TASK TO CARRY OUT: Repeat each entry word for word. Leave any images out of the copy.

----------------

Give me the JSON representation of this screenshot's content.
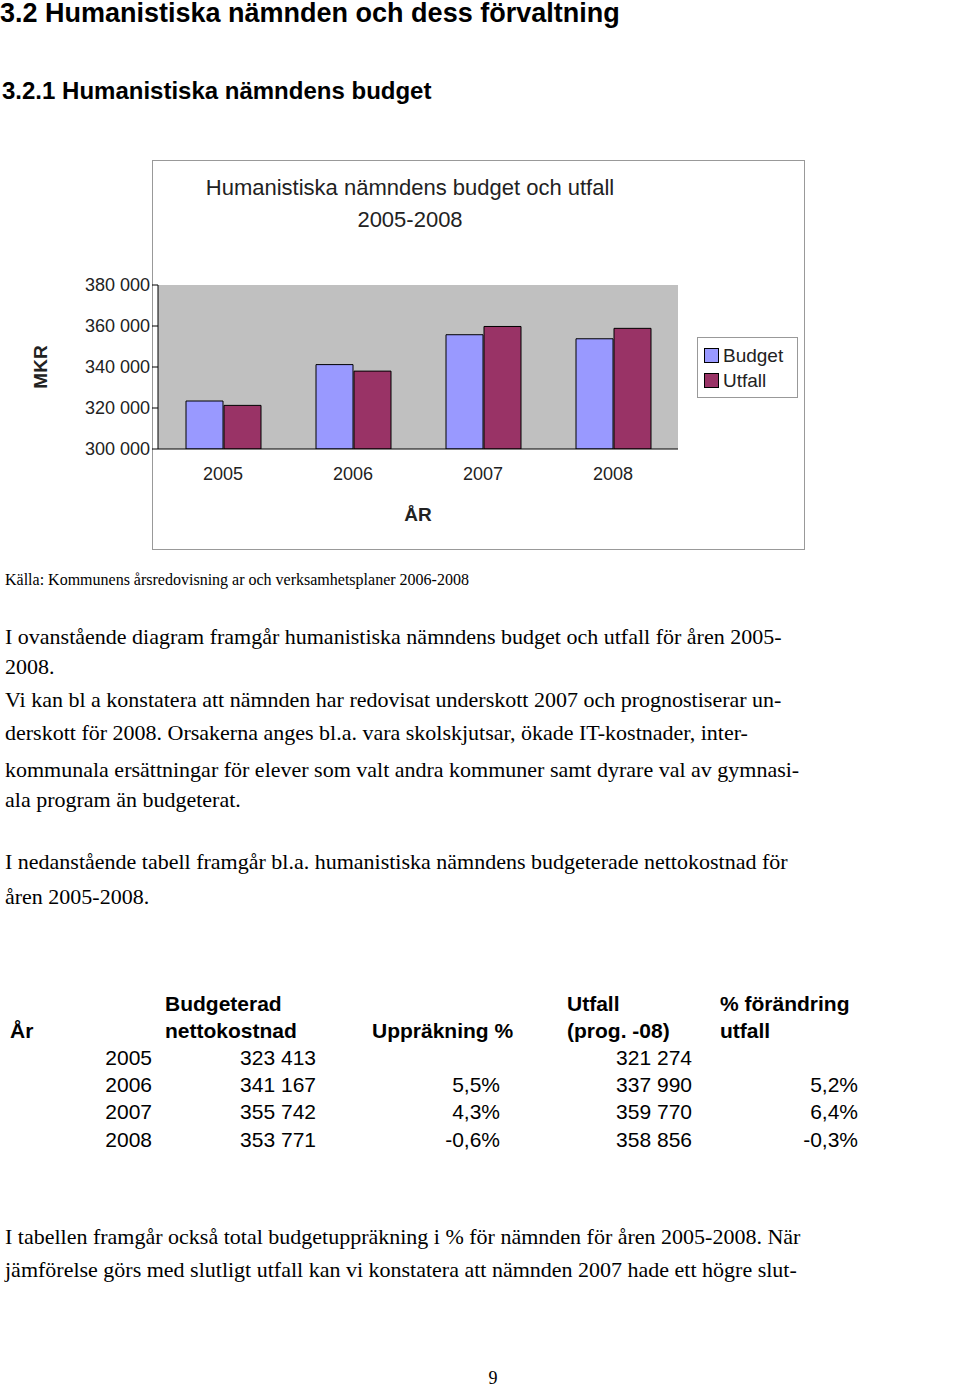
{
  "section": {
    "number": "3.2",
    "title": "Humanistiska nämnden och dess förvaltning"
  },
  "subsection": {
    "number": "3.2.1",
    "title": "Humanistiska nämndens budget"
  },
  "chart_data": {
    "type": "bar",
    "title": "Humanistiska nämndens budget och utfall 2005-2008",
    "x_label": "ÅR",
    "y_label": "MKR",
    "categories": [
      "2005",
      "2006",
      "2007",
      "2008"
    ],
    "series": [
      {
        "name": "Budget",
        "color": "#9999ff",
        "values": [
          323413,
          341167,
          355742,
          353771
        ]
      },
      {
        "name": "Utfall",
        "color": "#993366",
        "values": [
          321274,
          337990,
          359770,
          358856
        ]
      }
    ],
    "ylim": [
      300000,
      380000
    ],
    "yticks": [
      {
        "value": 300000,
        "label": "300 000"
      },
      {
        "value": 320000,
        "label": "320 000"
      },
      {
        "value": 340000,
        "label": "340 000"
      },
      {
        "value": 360000,
        "label": "360 000"
      },
      {
        "value": 380000,
        "label": "380 000"
      }
    ],
    "grid": false,
    "legend": "right"
  },
  "source": "Källa: Kommunens årsredovisning ar och verksamhetsplaner 2006-2008",
  "paragraphs": [
    [
      "I ovanstående diagram framgår humanistiska nämndens budget och utfall för åren 2005-",
      "2008."
    ],
    [
      "Vi kan bl a konstatera att nämnden har redovisat underskott 2007 och prognostiserar un-",
      "derskott för 2008. Orsakerna anges bl.a. vara skolskjutsar, ökade IT-kostnader, inter-",
      "kommunala ersättningar för elever som valt andra kommuner samt dyrare val av gymnasi-",
      "ala program än budgeterat."
    ],
    [
      "I nedanstående tabell framgår bl.a. humanistiska nämndens budgeterade nettokostnad för",
      "åren 2005-2008."
    ]
  ],
  "table": {
    "header": [
      [
        null,
        "År"
      ],
      [
        "Budgeterad",
        "nettokostnad"
      ],
      [
        null,
        "Uppräkning %"
      ],
      [
        "Utfall",
        "(prog. -08)"
      ],
      [
        "% förändring",
        "utfall"
      ]
    ],
    "rows": [
      [
        "2005",
        "323 413",
        null,
        "321 274",
        null
      ],
      [
        "2006",
        "341 167",
        "5,5%",
        "337 990",
        "5,2%"
      ],
      [
        "2007",
        "355 742",
        "4,3%",
        "359 770",
        "6,4%"
      ],
      [
        "2008",
        "353 771",
        "-0,6%",
        "358 856",
        "-0,3%"
      ]
    ]
  },
  "closing": [
    "I tabellen framgår också total budgetuppräkning i % för nämnden för åren 2005-2008. När",
    "jämförelse görs med slutligt utfall kan vi konstatera att nämnden 2007 hade ett högre slut-"
  ],
  "page_number": "9"
}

----------------

WORKED ANSWER:
Give me the JSON representation of this screenshot's content.
{
  "section": {
    "number": "3.2",
    "title": "Humanistiska nämnden och dess förvaltning"
  },
  "subsection": {
    "number": "3.2.1",
    "title": "Humanistiska nämndens budget"
  },
  "chart_data": {
    "type": "bar",
    "title": "Humanistiska nämndens budget och utfall 2005-2008",
    "x_label": "ÅR",
    "y_label": "MKR",
    "categories": [
      "2005",
      "2006",
      "2007",
      "2008"
    ],
    "series": [
      {
        "name": "Budget",
        "color": "#9999ff",
        "values": [
          323413,
          341167,
          355742,
          353771
        ]
      },
      {
        "name": "Utfall",
        "color": "#993366",
        "values": [
          321274,
          337990,
          359770,
          358856
        ]
      }
    ],
    "ylim": [
      300000,
      380000
    ],
    "yticks": [
      {
        "value": 300000,
        "label": "300 000"
      },
      {
        "value": 320000,
        "label": "320 000"
      },
      {
        "value": 340000,
        "label": "340 000"
      },
      {
        "value": 360000,
        "label": "360 000"
      },
      {
        "value": 380000,
        "label": "380 000"
      }
    ],
    "grid": false,
    "legend": "right"
  },
  "source": "Källa: Kommunens årsredovisning ar och verksamhetsplaner 2006-2008",
  "paragraphs": [
    [
      "I ovanstående diagram framgår humanistiska nämndens budget och utfall för åren 2005-",
      "2008."
    ],
    [
      "Vi kan bl a konstatera att nämnden har redovisat underskott 2007 och prognostiserar un-",
      "derskott för 2008. Orsakerna anges bl.a. vara skolskjutsar, ökade IT-kostnader, inter-",
      "kommunala ersättningar för elever som valt andra kommuner samt dyrare val av gymnasi-",
      "ala program än budgeterat."
    ],
    [
      "I nedanstående tabell framgår bl.a. humanistiska nämndens budgeterade nettokostnad för",
      "åren 2005-2008."
    ]
  ],
  "table": {
    "header": [
      [
        null,
        "År"
      ],
      [
        "Budgeterad",
        "nettokostnad"
      ],
      [
        null,
        "Uppräkning %"
      ],
      [
        "Utfall",
        "(prog. -08)"
      ],
      [
        "% förändring",
        "utfall"
      ]
    ],
    "rows": [
      [
        "2005",
        "323 413",
        null,
        "321 274",
        null
      ],
      [
        "2006",
        "341 167",
        "5,5%",
        "337 990",
        "5,2%"
      ],
      [
        "2007",
        "355 742",
        "4,3%",
        "359 770",
        "6,4%"
      ],
      [
        "2008",
        "353 771",
        "-0,6%",
        "358 856",
        "-0,3%"
      ]
    ]
  },
  "closing": [
    "I tabellen framgår också total budgetuppräkning i % för nämnden för åren 2005-2008. När",
    "jämförelse görs med slutligt utfall kan vi konstatera att nämnden 2007 hade ett högre slut-"
  ],
  "page_number": "9"
}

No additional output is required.